#### OBJECTIVE
Search the records that follow and extract every line containing the string "document".

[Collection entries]

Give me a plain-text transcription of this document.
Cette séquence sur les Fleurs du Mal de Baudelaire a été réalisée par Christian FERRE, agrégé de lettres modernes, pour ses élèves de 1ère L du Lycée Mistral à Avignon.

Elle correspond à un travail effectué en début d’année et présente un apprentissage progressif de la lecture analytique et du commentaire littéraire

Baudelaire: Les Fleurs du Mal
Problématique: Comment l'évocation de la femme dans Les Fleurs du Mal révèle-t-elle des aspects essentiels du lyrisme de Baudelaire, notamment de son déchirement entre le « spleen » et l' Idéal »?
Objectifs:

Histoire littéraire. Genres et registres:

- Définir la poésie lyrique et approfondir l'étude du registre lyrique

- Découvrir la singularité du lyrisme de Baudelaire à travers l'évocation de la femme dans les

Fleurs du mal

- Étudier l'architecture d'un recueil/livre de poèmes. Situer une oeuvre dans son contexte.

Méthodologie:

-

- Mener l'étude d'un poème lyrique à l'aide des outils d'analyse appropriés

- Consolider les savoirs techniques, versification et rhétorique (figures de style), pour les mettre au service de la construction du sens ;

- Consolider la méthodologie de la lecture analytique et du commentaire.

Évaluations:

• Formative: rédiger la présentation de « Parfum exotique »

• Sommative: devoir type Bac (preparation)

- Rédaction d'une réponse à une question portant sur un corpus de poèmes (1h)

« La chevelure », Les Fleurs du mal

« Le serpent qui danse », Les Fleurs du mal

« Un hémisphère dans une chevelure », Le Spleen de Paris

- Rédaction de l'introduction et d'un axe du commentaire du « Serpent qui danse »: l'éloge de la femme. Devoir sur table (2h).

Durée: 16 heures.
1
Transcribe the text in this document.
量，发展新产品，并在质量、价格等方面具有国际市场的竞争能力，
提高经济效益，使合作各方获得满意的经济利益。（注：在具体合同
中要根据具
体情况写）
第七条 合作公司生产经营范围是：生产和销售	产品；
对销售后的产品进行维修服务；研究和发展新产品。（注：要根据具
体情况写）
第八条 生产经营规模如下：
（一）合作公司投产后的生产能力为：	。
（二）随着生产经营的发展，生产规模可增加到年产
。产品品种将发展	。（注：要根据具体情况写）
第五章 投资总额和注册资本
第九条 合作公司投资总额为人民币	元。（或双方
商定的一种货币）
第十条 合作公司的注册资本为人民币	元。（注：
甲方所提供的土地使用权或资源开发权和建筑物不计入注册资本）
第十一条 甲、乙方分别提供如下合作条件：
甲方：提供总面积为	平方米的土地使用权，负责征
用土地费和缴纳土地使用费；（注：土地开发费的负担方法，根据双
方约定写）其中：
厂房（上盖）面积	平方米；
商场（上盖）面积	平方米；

#### RESPONSE FOR THIS EXERCISE
Give me a plain-text transcription of this document.
Transcribe the text in this document.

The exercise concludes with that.